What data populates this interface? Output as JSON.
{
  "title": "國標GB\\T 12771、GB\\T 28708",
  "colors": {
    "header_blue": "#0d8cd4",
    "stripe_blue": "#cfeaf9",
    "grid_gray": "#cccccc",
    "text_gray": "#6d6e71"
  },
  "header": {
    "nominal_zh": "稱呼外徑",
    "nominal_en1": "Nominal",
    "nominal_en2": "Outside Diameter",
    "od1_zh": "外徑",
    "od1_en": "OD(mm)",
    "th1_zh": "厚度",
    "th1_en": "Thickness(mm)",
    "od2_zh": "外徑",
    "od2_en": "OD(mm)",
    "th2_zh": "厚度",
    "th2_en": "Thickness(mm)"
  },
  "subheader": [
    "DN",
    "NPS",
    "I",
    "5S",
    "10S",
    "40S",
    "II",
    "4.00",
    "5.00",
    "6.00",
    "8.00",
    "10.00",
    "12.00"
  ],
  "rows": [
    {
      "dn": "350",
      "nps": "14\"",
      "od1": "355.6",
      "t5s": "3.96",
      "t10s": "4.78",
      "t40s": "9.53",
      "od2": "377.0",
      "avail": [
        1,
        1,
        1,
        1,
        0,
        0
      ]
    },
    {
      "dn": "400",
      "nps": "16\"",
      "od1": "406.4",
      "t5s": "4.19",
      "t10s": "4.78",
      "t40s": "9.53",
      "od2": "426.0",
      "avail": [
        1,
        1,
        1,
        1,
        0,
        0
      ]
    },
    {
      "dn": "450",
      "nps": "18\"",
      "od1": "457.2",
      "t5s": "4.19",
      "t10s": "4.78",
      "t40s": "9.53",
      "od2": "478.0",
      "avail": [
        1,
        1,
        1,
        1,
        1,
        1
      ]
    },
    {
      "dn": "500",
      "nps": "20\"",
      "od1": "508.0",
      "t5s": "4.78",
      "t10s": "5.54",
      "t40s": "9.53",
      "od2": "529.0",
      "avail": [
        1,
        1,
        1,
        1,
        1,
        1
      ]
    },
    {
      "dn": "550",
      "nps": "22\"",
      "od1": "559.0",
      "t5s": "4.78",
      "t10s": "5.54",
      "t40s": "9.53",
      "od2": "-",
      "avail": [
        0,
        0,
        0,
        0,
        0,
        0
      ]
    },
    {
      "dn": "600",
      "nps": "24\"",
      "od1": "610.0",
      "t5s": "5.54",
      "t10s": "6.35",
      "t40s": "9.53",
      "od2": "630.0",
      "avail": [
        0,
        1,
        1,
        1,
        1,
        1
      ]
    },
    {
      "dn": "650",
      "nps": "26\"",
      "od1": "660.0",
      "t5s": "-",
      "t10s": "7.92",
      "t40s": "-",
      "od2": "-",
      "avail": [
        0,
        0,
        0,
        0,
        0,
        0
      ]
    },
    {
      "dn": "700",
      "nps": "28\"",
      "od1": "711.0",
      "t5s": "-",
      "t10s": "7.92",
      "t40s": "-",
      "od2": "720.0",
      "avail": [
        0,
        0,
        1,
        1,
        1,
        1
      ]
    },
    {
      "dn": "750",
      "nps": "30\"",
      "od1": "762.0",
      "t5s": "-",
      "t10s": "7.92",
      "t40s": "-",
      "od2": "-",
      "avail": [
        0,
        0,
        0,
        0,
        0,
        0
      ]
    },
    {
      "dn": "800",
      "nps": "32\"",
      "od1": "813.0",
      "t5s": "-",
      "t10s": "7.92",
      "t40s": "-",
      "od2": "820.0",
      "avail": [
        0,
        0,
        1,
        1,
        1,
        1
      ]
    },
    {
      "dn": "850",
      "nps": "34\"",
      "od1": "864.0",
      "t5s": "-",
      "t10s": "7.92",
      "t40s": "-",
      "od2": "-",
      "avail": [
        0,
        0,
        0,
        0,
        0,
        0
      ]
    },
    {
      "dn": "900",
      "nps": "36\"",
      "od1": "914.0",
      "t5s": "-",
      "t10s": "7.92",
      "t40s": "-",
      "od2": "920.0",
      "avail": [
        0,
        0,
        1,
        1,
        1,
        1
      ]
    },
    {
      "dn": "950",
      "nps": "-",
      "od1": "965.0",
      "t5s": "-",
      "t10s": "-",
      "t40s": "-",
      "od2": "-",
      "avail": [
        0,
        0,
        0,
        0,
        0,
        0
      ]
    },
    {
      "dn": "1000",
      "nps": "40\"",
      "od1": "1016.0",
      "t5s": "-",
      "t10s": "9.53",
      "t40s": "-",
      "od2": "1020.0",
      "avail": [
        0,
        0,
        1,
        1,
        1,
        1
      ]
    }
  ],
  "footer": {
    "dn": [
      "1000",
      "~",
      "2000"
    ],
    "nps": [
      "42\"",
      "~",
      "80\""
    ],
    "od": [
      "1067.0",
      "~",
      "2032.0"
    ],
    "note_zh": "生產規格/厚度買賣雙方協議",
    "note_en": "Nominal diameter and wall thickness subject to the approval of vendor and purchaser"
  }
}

* [GOAL OF THE EXERCISE]: Exactly reproduce the material above.

* [PROBLEM SOLUTION]:
What data populates this interface? Output as JSON.
{
  "title": "國標GB\\T 12771、GB\\T 28708",
  "colors": {
    "header_blue": "#0d8cd4",
    "stripe_blue": "#cfeaf9",
    "grid_gray": "#cccccc",
    "text_gray": "#6d6e71"
  },
  "header": {
    "nominal_zh": "稱呼外徑",
    "nominal_en1": "Nominal",
    "nominal_en2": "Outside Diameter",
    "od1_zh": "外徑",
    "od1_en": "OD(mm)",
    "th1_zh": "厚度",
    "th1_en": "Thickness(mm)",
    "od2_zh": "外徑",
    "od2_en": "OD(mm)",
    "th2_zh": "厚度",
    "th2_en": "Thickness(mm)"
  },
  "subheader": [
    "DN",
    "NPS",
    "I",
    "5S",
    "10S",
    "40S",
    "II",
    "4.00",
    "5.00",
    "6.00",
    "8.00",
    "10.00",
    "12.00"
  ],
  "rows": [
    {
      "dn": "350",
      "nps": "14\"",
      "od1": "355.6",
      "t5s": "3.96",
      "t10s": "4.78",
      "t40s": "9.53",
      "od2": "377.0",
      "avail": [
        1,
        1,
        1,
        1,
        0,
        0
      ]
    },
    {
      "dn": "400",
      "nps": "16\"",
      "od1": "406.4",
      "t5s": "4.19",
      "t10s": "4.78",
      "t40s": "9.53",
      "od2": "426.0",
      "avail": [
        1,
        1,
        1,
        1,
        0,
        0
      ]
    },
    {
      "dn": "450",
      "nps": "18\"",
      "od1": "457.2",
      "t5s": "4.19",
      "t10s": "4.78",
      "t40s": "9.53",
      "od2": "478.0",
      "avail": [
        1,
        1,
        1,
        1,
        1,
        1
      ]
    },
    {
      "dn": "500",
      "nps": "20\"",
      "od1": "508.0",
      "t5s": "4.78",
      "t10s": "5.54",
      "t40s": "9.53",
      "od2": "529.0",
      "avail": [
        1,
        1,
        1,
        1,
        1,
        1
      ]
    },
    {
      "dn": "550",
      "nps": "22\"",
      "od1": "559.0",
      "t5s": "4.78",
      "t10s": "5.54",
      "t40s": "9.53",
      "od2": "-",
      "avail": [
        0,
        0,
        0,
        0,
        0,
        0
      ]
    },
    {
      "dn": "600",
      "nps": "24\"",
      "od1": "610.0",
      "t5s": "5.54",
      "t10s": "6.35",
      "t40s": "9.53",
      "od2": "630.0",
      "avail": [
        0,
        1,
        1,
        1,
        1,
        1
      ]
    },
    {
      "dn": "650",
      "nps": "26\"",
      "od1": "660.0",
      "t5s": "-",
      "t10s": "7.92",
      "t40s": "-",
      "od2": "-",
      "avail": [
        0,
        0,
        0,
        0,
        0,
        0
      ]
    },
    {
      "dn": "700",
      "nps": "28\"",
      "od1": "711.0",
      "t5s": "-",
      "t10s": "7.92",
      "t40s": "-",
      "od2": "720.0",
      "avail": [
        0,
        0,
        1,
        1,
        1,
        1
      ]
    },
    {
      "dn": "750",
      "nps": "30\"",
      "od1": "762.0",
      "t5s": "-",
      "t10s": "7.92",
      "t40s": "-",
      "od2": "-",
      "avail": [
        0,
        0,
        0,
        0,
        0,
        0
      ]
    },
    {
      "dn": "800",
      "nps": "32\"",
      "od1": "813.0",
      "t5s": "-",
      "t10s": "7.92",
      "t40s": "-",
      "od2": "820.0",
      "avail": [
        0,
        0,
        1,
        1,
        1,
        1
      ]
    },
    {
      "dn": "850",
      "nps": "34\"",
      "od1": "864.0",
      "t5s": "-",
      "t10s": "7.92",
      "t40s": "-",
      "od2": "-",
      "avail": [
        0,
        0,
        0,
        0,
        0,
        0
      ]
    },
    {
      "dn": "900",
      "nps": "36\"",
      "od1": "914.0",
      "t5s": "-",
      "t10s": "7.92",
      "t40s": "-",
      "od2": "920.0",
      "avail": [
        0,
        0,
        1,
        1,
        1,
        1
      ]
    },
    {
      "dn": "950",
      "nps": "-",
      "od1": "965.0",
      "t5s": "-",
      "t10s": "-",
      "t40s": "-",
      "od2": "-",
      "avail": [
        0,
        0,
        0,
        0,
        0,
        0
      ]
    },
    {
      "dn": "1000",
      "nps": "40\"",
      "od1": "1016.0",
      "t5s": "-",
      "t10s": "9.53",
      "t40s": "-",
      "od2": "1020.0",
      "avail": [
        0,
        0,
        1,
        1,
        1,
        1
      ]
    }
  ],
  "footer": {
    "dn": [
      "1000",
      "~",
      "2000"
    ],
    "nps": [
      "42\"",
      "~",
      "80\""
    ],
    "od": [
      "1067.0",
      "~",
      "2032.0"
    ],
    "note_zh": "生產規格/厚度買賣雙方協議",
    "note_en": "Nominal diameter and wall thickness subject to the approval of vendor and purchaser"
  }
}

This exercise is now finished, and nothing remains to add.